_The problem_. Please set down all the lines beneath this one exactly, without the pictures.

(Extracts from a graphics dataset)
──────────

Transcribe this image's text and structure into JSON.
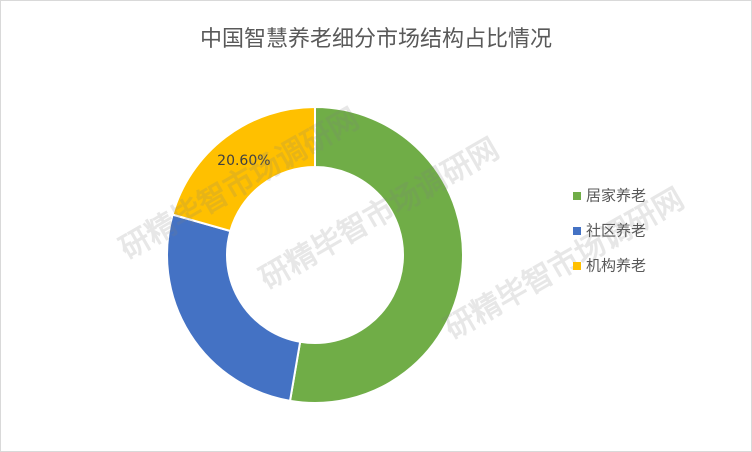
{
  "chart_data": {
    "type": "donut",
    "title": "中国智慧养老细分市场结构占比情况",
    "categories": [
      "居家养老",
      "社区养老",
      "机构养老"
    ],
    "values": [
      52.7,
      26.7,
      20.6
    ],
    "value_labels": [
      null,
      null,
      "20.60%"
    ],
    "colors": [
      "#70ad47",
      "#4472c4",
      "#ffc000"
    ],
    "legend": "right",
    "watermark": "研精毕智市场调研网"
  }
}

──────────

_Response to this exercise_.
Transcribe this image's text and structure into JSON.
{
  "chart_data": {
    "type": "donut",
    "title": "中国智慧养老细分市场结构占比情况",
    "categories": [
      "居家养老",
      "社区养老",
      "机构养老"
    ],
    "values": [
      52.7,
      26.7,
      20.6
    ],
    "value_labels": [
      null,
      null,
      "20.60%"
    ],
    "colors": [
      "#70ad47",
      "#4472c4",
      "#ffc000"
    ],
    "legend": "right",
    "watermark": "研精毕智市场调研网"
  }
}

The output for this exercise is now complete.